PROBLEM TO SOLVE: Tell how many lines contain the word "around". Reply with the number only.

(Extracted data entries)
——

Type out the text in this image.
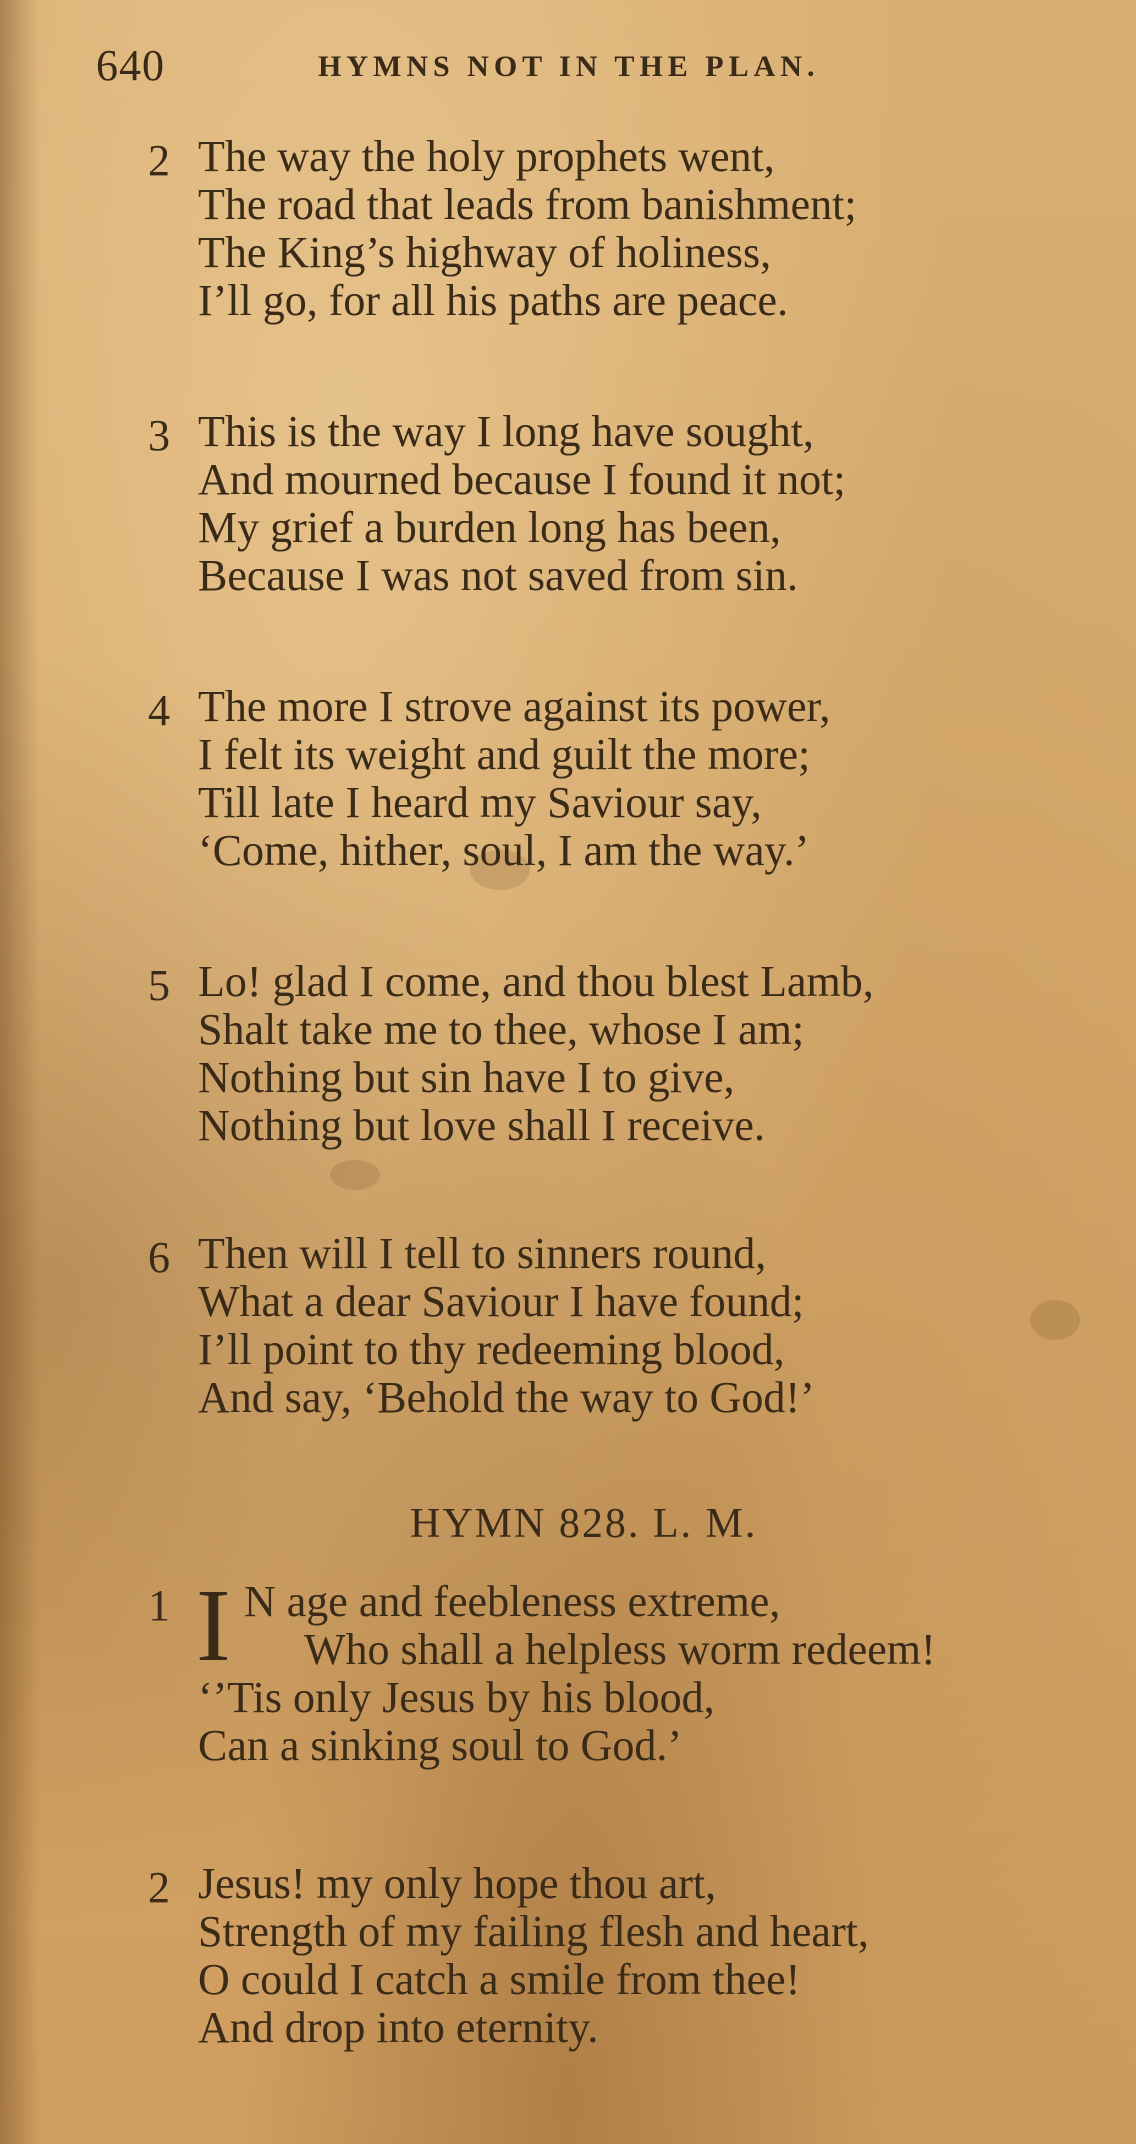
640	HYMNS NOT IN THE PLAN.
2 The way the holy prophets went,
The road that leads from banishment;
The King’s highway of holiness,
I’ll go, for all his paths are peace.
3 This is the way I long have sought,
And mourned because I found it not;
My grief a burden long has been,
Because I was not saved from sin.
4 The more I strove against its power,
I felt its weight and guilt the more;
Till late I heard my Saviour say,
‘Come, hither, soul, I am the way.’
5 Lo! glad I come, and thou blest Lamb,
Shalt take me to thee, whose I am;
Nothing but sin have I to give,
Nothing but love shall I receive.
6 Then will I tell to sinners round,
What a dear Saviour I have found;
I’ll point to thy redeeming blood,
And say, ‘Behold the way to God!’
HYMN 828. L. M.
1 I N age and feebleness extreme,
Who shall a helpless worm redeem!
‘’Tis only Jesus by his blood,
Can a sinking soul to God.’
2 Jesus! my only hope thou art,
Strength of my failing flesh and heart,
O could I catch a smile from thee!
And drop into eternity.
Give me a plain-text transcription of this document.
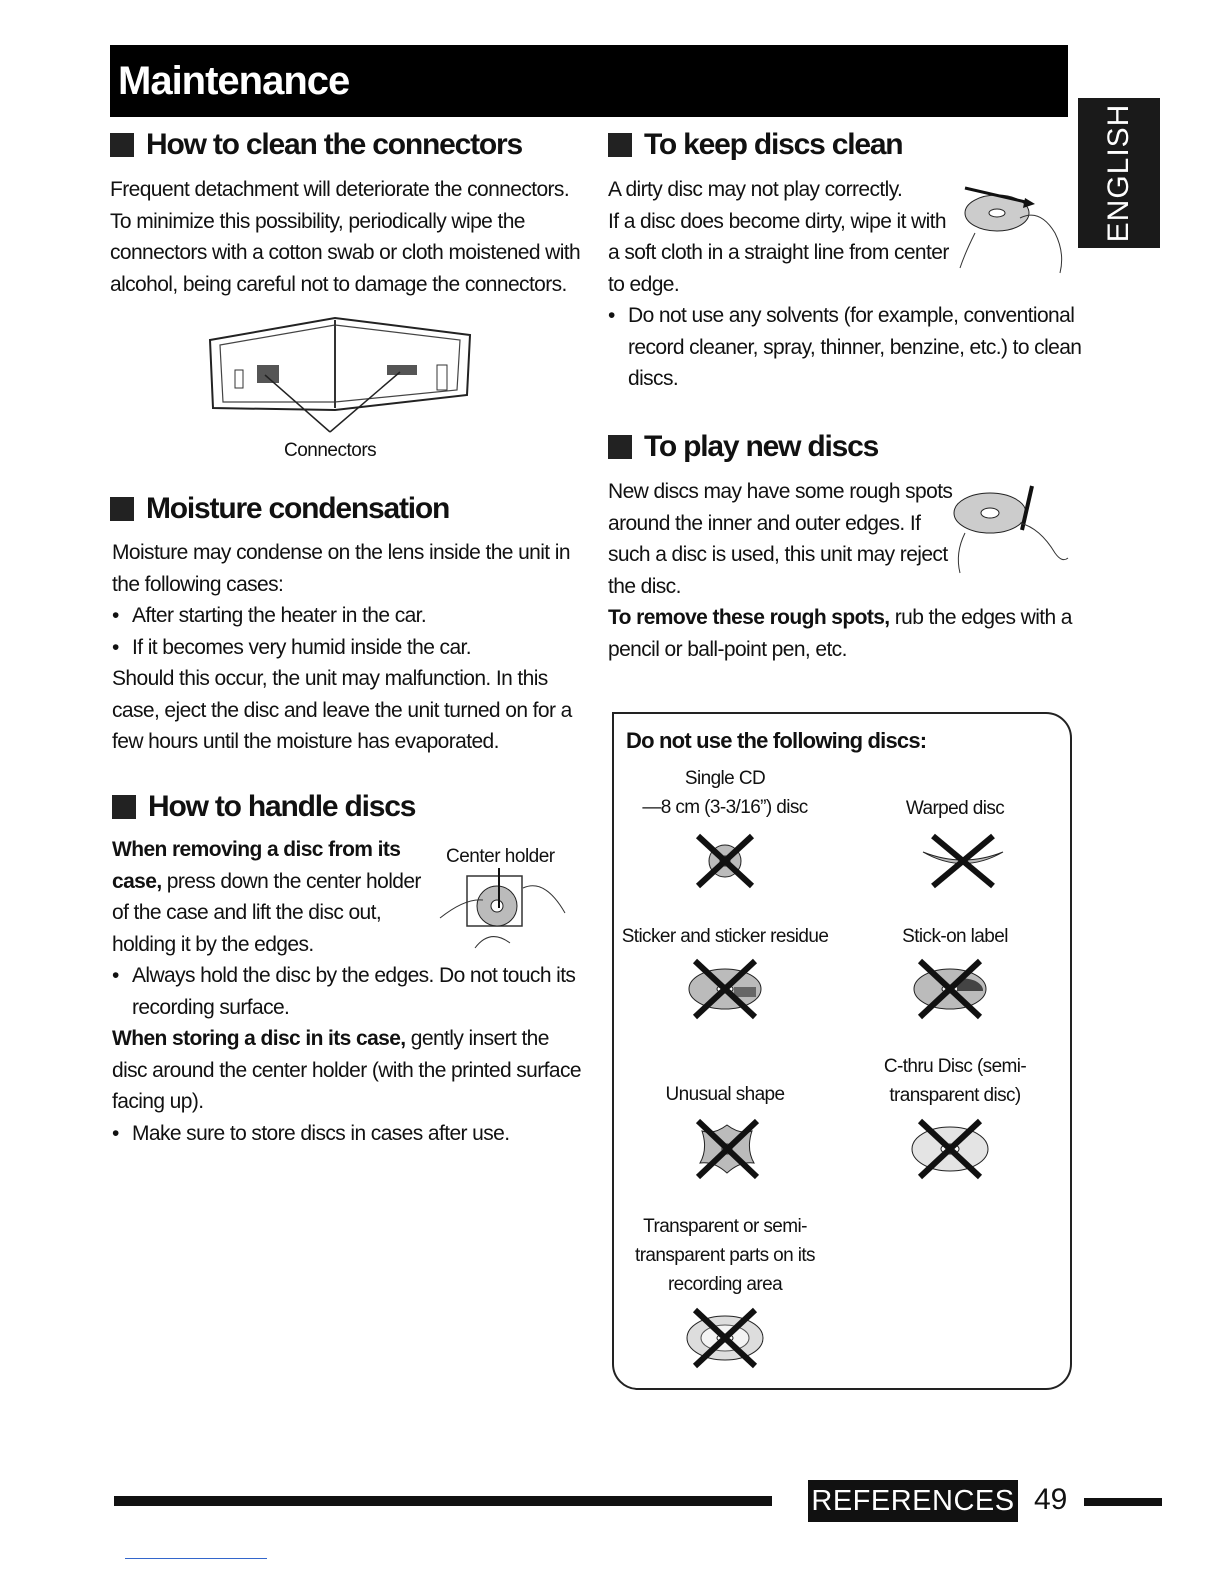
Maintenance
ENGLISH
How to clean the connectors
Frequent detachment will deteriorate the connectors.
To minimize this possibility, periodically wipe the
connectors with a cotton swab or cloth moistened with
alcohol, being careful not to damage the connectors.
Connectors
Moisture condensation
Moisture may condense on the lens inside the unit in
the following cases:
• After starting the heater in the car.
• If it becomes very humid inside the car.
Should this occur, the unit may malfunction. In this
case, eject the disc and leave the unit turned on for a
few hours until the moisture has evaporated.
How to handle discs
Center holder
When removing a disc from its
case, press down the center holder
of the case and lift the disc out,
holding it by the edges.
• Always hold the disc by the edges. Do not touch its
recording surface.
When storing a disc in its case, gently insert the
disc around the center holder (with the printed surface
facing up).
• Make sure to store discs in cases after use.
To keep discs clean
A dirty disc may not play correctly.
If a disc does become dirty, wipe it with
a soft cloth in a straight line from center
to edge.
• Do not use any solvents (for example, conventional
record cleaner, spray, thinner, benzine, etc.) to clean
discs.
To play new discs
New discs may have some rough spots
around the inner and outer edges. If
such a disc is used, this unit may reject
the disc.
To remove these rough spots, rub the edges with a
pencil or ball-point pen, etc.
Do not use the following discs:
Single CD
—8 cm (3-3/16”) disc	Warped disc
Sticker and sticker residue	Stick-on label
Unusual shape
C-thru Disc (semi-
transparent disc)
Transparent or semi-
transparent parts on its
recording area
REFERENCES 49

——

THE SOLUTION: 2